Work instructions: Report the lines of the data below that contain the string "Scotland".

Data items
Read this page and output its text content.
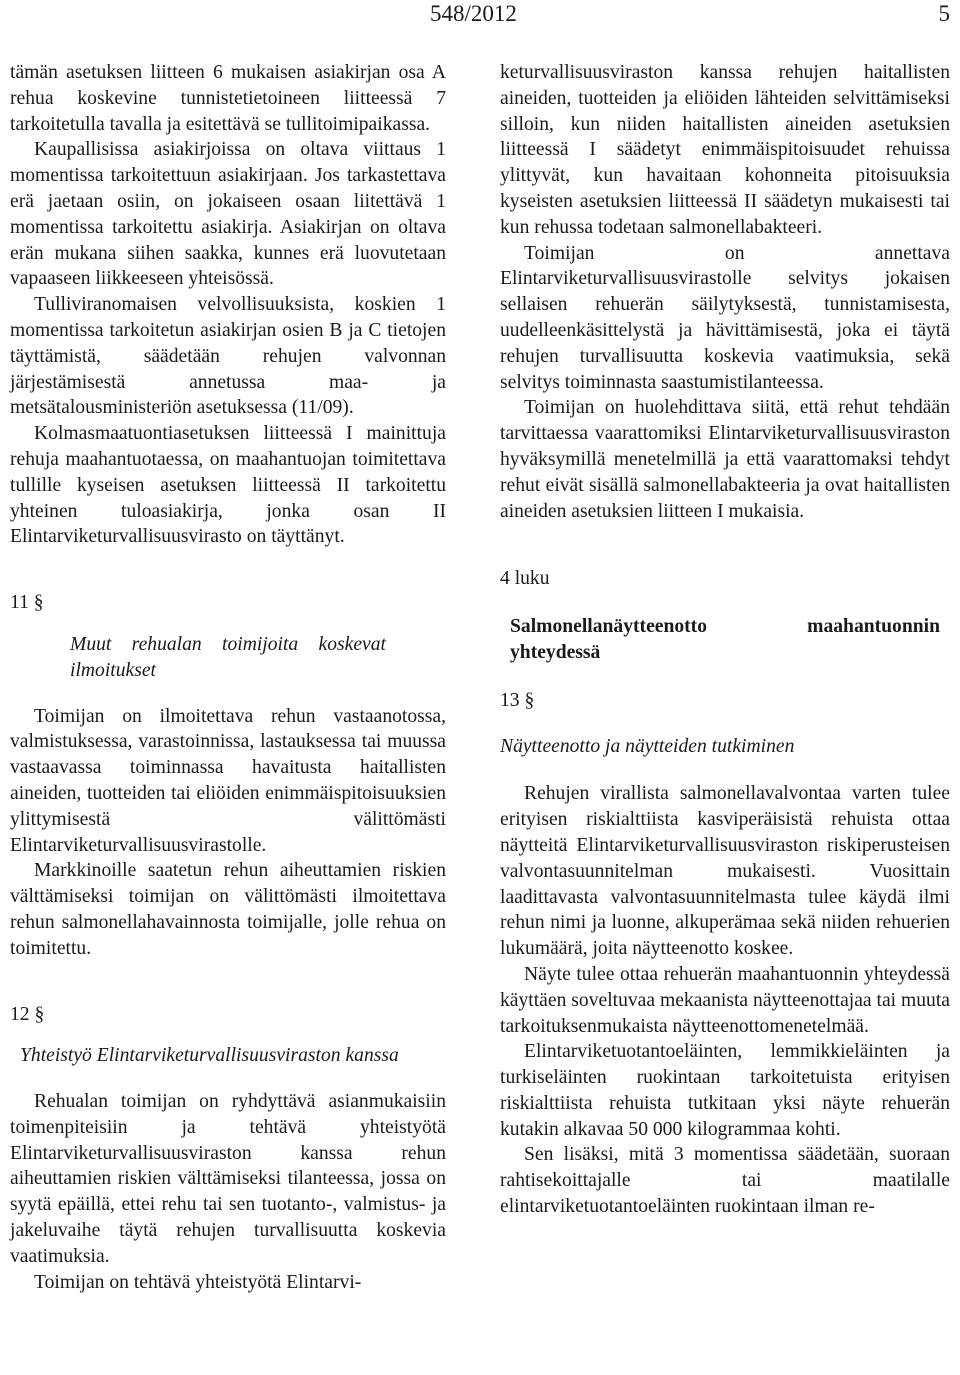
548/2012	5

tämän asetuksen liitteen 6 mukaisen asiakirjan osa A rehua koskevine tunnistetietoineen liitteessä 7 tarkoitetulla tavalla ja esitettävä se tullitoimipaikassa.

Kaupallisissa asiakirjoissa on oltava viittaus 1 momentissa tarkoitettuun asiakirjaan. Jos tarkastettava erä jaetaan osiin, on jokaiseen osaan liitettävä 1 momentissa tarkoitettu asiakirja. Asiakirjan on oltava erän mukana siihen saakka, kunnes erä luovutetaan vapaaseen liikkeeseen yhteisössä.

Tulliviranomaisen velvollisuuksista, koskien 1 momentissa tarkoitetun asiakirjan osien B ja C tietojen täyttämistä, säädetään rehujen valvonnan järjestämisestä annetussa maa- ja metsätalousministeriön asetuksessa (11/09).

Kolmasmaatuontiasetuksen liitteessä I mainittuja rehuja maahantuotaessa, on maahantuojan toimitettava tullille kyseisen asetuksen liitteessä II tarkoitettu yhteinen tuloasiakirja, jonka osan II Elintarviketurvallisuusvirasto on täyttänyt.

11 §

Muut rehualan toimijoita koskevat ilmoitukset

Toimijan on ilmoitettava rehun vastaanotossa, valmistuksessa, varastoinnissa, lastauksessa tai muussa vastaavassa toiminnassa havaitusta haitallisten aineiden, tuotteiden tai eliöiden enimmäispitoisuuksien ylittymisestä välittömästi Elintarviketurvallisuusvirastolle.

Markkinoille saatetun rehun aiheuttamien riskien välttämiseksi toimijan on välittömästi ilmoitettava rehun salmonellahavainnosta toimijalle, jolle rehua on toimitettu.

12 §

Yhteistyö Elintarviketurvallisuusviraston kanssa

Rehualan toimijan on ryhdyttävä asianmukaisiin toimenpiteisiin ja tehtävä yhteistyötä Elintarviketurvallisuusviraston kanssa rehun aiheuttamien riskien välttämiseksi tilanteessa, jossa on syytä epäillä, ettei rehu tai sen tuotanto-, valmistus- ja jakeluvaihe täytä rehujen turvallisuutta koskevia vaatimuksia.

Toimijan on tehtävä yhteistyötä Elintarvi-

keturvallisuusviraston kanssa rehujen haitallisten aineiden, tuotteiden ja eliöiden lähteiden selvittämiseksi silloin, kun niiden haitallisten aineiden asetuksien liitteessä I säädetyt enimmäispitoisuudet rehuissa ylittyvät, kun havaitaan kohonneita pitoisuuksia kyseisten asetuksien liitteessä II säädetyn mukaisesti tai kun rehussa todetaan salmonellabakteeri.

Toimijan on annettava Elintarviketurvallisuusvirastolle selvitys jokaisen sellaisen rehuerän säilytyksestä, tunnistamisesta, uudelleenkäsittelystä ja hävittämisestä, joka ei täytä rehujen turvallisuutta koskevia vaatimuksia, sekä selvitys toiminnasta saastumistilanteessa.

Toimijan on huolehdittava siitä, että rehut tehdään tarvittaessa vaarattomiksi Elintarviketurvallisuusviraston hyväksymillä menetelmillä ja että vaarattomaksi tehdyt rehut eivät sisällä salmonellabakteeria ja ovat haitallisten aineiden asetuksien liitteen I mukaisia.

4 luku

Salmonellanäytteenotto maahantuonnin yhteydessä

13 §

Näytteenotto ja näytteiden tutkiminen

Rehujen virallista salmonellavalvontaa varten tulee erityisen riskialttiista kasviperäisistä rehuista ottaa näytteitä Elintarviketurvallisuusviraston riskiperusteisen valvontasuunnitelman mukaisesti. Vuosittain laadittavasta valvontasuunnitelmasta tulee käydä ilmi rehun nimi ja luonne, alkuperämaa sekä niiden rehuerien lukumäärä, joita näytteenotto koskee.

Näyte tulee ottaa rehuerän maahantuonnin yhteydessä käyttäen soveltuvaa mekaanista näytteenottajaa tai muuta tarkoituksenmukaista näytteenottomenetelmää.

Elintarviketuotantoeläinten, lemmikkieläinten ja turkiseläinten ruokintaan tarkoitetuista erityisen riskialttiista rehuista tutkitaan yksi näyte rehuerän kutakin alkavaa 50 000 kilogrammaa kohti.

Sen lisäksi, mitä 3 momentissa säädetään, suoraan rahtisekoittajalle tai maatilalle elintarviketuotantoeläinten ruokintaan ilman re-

--

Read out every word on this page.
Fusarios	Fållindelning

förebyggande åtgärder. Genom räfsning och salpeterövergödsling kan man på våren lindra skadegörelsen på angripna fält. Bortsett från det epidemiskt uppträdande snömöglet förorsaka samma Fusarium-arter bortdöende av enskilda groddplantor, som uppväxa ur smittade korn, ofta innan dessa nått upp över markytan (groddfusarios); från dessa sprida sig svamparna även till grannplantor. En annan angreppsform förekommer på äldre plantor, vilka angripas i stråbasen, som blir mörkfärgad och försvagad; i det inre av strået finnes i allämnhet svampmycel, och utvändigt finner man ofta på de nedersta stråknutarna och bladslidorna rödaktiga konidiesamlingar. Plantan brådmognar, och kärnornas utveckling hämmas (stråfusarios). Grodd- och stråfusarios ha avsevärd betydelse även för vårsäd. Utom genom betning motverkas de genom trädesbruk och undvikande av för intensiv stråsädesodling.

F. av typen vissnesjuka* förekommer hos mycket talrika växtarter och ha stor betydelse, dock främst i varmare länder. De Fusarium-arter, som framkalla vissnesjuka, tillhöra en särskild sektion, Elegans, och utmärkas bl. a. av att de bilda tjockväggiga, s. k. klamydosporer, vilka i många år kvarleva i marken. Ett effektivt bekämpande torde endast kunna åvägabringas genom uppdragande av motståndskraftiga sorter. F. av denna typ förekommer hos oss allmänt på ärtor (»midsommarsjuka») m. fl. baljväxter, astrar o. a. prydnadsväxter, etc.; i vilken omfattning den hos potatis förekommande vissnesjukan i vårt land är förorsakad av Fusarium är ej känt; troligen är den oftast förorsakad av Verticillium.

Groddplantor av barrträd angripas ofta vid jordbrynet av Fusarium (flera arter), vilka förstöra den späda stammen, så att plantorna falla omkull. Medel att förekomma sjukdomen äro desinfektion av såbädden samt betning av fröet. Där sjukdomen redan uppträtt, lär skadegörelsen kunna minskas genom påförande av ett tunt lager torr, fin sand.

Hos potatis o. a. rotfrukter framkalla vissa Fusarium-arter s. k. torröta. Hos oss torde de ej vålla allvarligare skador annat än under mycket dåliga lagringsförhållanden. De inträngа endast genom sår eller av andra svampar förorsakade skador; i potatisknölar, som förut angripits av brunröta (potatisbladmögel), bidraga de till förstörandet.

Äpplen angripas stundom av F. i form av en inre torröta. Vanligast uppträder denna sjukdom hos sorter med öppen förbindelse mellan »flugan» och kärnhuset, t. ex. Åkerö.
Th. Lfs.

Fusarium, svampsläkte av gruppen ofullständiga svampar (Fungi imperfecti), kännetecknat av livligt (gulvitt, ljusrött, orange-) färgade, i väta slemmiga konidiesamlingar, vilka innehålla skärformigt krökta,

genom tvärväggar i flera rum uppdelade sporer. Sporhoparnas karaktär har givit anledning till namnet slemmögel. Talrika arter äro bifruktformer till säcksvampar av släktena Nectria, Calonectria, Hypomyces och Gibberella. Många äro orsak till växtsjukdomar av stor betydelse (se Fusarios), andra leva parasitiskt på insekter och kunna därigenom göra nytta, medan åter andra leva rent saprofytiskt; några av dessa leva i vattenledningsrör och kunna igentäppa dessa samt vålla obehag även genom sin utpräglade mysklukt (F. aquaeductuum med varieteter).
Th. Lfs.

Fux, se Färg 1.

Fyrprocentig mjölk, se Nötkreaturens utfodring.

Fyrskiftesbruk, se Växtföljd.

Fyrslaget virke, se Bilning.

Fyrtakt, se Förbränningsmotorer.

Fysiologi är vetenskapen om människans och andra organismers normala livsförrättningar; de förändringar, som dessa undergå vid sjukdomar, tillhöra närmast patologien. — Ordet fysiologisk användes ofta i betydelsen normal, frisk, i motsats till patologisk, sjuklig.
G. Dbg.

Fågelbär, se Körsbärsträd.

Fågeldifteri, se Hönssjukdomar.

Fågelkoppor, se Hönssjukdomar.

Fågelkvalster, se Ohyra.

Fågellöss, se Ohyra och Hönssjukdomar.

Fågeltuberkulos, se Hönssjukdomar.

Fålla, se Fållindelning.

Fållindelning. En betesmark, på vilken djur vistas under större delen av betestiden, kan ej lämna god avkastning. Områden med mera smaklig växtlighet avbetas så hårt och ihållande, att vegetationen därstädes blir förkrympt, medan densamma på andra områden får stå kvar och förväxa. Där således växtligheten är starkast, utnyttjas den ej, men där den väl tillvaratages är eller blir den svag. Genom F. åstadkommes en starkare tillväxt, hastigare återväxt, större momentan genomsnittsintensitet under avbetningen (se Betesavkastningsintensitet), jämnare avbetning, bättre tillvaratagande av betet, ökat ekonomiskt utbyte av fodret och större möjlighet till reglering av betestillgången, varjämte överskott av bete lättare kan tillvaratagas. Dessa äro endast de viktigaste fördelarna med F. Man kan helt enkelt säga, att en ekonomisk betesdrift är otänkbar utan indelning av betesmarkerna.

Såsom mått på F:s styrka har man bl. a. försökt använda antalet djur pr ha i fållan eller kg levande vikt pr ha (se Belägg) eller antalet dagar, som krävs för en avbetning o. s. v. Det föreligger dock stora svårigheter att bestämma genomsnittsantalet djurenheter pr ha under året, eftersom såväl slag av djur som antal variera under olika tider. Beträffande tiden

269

==

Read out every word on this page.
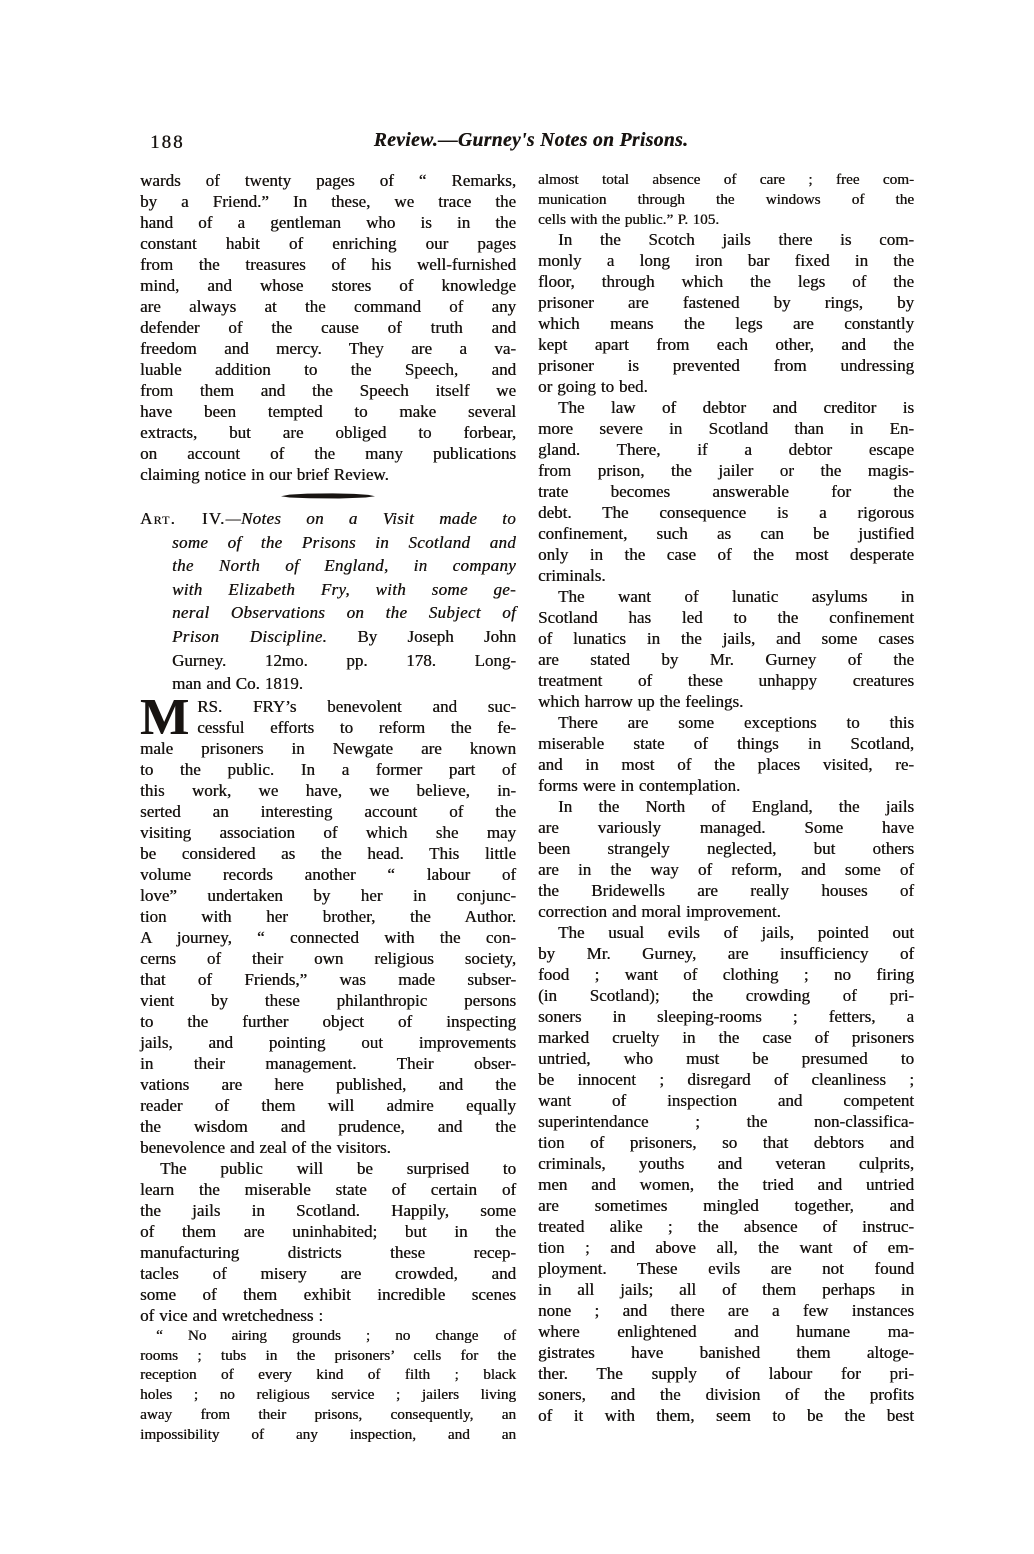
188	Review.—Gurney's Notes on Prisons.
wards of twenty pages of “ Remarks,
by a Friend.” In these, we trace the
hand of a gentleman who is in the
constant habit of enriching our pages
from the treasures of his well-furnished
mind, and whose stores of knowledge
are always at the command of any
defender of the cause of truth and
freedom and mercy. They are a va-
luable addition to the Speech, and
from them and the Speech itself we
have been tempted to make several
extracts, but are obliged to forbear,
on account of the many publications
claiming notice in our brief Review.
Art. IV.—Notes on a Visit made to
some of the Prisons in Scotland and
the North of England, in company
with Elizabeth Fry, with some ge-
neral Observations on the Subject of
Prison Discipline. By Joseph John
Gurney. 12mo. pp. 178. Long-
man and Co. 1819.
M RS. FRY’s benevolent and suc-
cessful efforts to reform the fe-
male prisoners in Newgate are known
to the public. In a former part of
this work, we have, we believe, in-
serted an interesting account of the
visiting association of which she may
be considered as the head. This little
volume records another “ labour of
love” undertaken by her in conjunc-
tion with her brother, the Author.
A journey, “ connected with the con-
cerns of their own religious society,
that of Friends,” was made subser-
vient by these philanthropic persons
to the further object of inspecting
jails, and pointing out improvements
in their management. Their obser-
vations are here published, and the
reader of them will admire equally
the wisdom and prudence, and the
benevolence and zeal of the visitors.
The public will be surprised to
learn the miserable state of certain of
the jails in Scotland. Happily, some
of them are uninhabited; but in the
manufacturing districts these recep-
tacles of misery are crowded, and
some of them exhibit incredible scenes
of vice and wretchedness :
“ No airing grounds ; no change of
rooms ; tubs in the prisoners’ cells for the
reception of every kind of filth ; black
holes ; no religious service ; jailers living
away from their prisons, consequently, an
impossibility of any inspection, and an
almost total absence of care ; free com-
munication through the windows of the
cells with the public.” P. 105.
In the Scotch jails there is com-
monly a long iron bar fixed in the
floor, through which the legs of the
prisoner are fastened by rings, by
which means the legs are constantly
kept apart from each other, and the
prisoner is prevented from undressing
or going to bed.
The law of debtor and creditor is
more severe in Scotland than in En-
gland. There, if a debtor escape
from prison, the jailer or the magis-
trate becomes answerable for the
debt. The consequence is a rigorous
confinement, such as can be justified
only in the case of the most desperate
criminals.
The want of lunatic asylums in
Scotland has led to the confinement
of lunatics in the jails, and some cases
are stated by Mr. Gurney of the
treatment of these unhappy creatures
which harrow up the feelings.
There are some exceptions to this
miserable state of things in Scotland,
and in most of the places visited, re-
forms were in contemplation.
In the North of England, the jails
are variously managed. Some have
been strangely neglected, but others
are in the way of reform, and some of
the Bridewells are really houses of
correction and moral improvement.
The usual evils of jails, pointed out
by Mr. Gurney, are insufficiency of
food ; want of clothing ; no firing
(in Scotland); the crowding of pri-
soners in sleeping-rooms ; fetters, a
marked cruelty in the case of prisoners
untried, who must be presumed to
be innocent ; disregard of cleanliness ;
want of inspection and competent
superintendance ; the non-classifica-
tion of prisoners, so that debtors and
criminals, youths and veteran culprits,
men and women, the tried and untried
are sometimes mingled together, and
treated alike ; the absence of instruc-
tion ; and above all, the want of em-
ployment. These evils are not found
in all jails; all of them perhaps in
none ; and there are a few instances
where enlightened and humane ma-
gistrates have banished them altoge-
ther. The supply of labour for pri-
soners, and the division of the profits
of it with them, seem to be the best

Answer section:
some of the Prisons in Scotland and
the jails in Scotland. Happily, some
more severe in Scotland than in En-
Scotland has led to the confinement
miserable state of things in Scotland,
(in Scotland); the crowding of pri-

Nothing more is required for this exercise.